━━ ENTRIES PROVIDED ━━

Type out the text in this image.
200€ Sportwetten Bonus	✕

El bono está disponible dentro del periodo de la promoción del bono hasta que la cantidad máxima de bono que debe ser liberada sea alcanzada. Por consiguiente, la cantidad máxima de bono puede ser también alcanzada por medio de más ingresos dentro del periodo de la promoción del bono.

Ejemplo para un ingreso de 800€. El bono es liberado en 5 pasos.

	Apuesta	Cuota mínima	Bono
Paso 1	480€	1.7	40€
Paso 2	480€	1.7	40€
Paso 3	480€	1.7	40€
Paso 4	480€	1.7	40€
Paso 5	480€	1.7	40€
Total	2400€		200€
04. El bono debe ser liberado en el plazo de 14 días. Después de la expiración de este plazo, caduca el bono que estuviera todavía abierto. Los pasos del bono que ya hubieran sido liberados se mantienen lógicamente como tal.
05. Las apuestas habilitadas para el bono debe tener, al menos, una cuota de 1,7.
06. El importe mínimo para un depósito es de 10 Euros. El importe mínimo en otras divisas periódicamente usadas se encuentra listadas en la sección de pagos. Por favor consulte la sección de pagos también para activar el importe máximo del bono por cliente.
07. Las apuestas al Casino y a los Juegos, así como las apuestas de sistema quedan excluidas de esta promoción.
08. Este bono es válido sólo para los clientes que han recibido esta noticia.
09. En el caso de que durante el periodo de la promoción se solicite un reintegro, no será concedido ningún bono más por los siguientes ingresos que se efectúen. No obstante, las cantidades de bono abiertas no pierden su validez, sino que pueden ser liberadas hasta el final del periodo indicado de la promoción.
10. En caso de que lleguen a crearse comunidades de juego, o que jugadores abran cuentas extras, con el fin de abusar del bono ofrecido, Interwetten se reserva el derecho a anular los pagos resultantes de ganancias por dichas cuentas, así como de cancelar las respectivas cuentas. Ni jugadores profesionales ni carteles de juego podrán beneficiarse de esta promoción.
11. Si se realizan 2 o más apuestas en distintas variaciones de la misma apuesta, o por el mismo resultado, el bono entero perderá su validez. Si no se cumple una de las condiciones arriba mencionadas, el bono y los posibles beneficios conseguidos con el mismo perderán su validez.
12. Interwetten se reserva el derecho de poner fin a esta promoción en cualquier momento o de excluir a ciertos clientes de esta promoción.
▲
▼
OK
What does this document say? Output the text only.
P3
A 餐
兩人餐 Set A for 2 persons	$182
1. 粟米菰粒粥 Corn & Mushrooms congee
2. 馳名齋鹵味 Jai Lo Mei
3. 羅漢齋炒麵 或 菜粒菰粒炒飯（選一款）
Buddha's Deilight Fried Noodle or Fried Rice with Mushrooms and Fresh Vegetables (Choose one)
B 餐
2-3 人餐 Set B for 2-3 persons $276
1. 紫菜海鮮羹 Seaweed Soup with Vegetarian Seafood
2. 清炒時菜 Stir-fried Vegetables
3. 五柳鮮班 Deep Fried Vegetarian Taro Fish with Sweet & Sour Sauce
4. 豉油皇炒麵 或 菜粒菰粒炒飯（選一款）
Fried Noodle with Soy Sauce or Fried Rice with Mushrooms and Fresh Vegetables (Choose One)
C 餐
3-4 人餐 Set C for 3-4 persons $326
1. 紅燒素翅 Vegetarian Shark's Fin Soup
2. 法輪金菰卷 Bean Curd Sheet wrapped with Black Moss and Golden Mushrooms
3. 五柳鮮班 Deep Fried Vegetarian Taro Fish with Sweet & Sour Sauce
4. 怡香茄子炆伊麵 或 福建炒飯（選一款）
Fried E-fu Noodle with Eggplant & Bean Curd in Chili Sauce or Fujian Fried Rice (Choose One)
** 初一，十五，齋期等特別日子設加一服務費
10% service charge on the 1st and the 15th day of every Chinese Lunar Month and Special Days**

━━━
━━ ENTRIES PROVIDED ━━

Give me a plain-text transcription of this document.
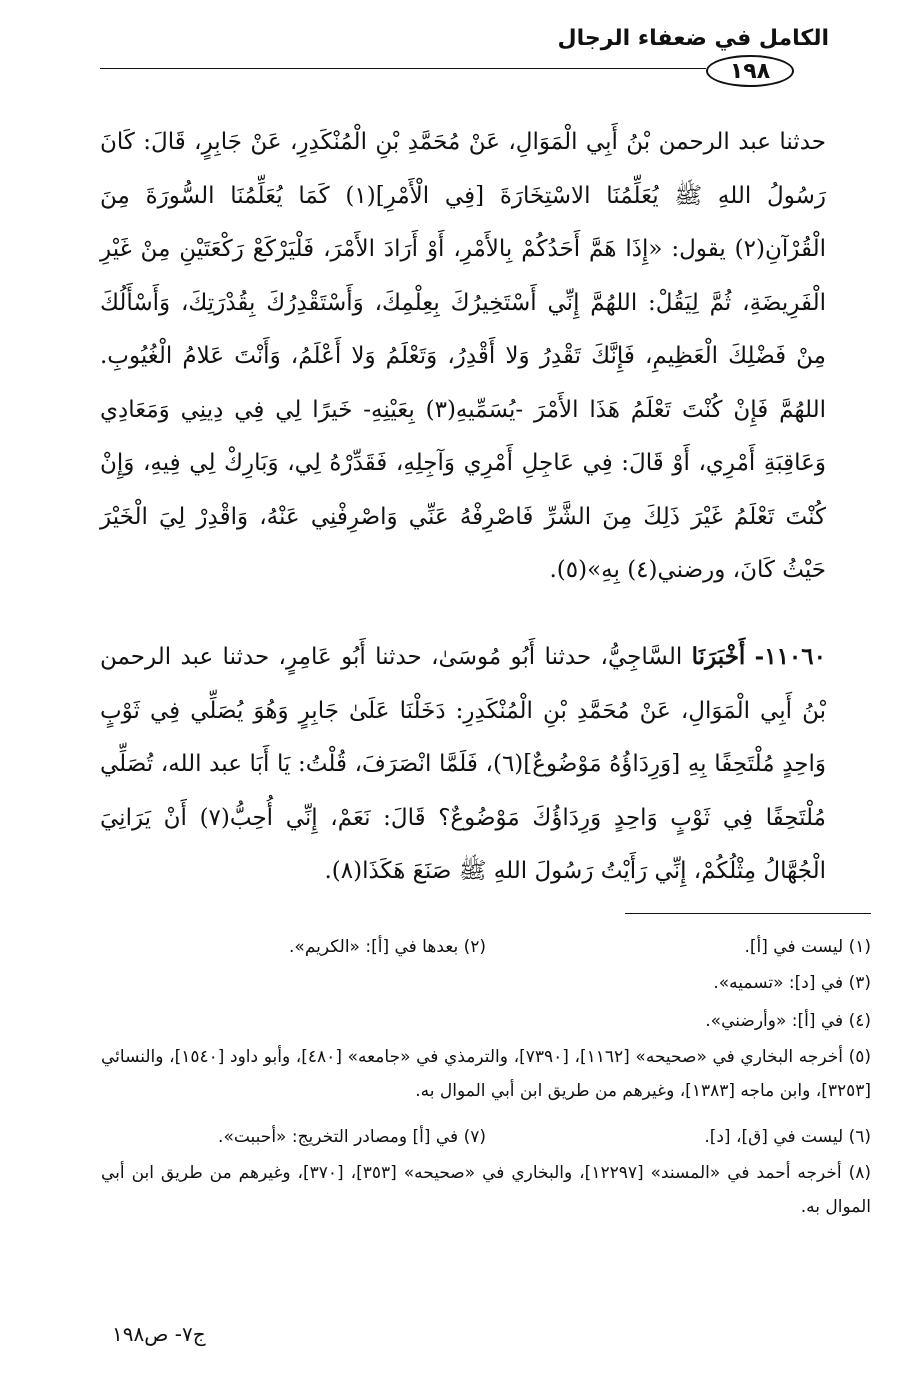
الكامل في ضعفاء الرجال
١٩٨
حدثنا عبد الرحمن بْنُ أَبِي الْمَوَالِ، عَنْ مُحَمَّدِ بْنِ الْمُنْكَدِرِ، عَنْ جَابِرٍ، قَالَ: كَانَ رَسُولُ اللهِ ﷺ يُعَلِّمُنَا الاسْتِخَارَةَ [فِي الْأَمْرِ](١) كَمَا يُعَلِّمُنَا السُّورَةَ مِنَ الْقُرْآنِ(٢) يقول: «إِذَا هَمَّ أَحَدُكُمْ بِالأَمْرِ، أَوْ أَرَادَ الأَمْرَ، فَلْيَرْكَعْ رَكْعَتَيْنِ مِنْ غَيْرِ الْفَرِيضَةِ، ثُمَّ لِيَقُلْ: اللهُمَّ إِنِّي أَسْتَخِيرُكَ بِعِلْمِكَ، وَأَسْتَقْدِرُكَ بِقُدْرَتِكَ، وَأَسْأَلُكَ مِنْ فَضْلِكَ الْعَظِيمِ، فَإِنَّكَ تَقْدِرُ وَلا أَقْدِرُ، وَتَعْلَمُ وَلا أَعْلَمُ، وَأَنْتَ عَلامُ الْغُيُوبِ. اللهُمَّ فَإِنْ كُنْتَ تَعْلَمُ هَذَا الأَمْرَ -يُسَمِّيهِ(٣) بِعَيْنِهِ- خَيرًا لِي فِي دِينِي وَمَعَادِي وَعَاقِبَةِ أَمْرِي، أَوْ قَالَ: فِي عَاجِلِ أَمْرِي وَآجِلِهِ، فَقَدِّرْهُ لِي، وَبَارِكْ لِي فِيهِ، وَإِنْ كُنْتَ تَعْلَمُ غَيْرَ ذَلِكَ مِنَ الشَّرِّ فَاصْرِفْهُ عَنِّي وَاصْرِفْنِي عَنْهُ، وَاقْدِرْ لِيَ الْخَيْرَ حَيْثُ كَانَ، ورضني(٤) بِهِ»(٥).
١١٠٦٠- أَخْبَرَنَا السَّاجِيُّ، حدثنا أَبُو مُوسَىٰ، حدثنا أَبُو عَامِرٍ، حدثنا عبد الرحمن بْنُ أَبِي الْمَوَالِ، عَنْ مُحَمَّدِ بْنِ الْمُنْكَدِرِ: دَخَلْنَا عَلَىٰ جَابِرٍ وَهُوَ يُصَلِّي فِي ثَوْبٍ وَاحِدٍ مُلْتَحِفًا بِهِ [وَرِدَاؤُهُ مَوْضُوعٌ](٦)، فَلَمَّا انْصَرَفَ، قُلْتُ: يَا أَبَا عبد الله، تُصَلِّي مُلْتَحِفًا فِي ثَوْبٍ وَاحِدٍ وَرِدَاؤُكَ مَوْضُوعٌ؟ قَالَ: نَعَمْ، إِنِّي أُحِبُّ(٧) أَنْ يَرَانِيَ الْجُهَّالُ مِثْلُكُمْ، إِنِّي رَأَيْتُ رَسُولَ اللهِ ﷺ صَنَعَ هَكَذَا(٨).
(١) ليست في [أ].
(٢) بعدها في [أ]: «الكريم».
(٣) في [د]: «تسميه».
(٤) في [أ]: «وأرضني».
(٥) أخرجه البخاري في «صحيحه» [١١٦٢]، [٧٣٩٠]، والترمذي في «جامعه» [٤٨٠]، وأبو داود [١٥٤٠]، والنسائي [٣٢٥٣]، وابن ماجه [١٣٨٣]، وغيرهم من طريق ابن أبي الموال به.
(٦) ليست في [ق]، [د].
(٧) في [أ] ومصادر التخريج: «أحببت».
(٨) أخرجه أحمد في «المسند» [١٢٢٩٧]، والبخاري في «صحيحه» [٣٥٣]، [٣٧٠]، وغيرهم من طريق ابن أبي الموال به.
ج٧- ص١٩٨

━━━

* [WORK TO COMPLETE]: Copy out every line where the word "persons" occurs.

* [ANSWER TO THIS PROBLEM]:
兩人餐 Set A for 2 persons	$182
2-3 人餐 Set B for 2-3 persons $276
3-4 人餐 Set C for 3-4 persons $326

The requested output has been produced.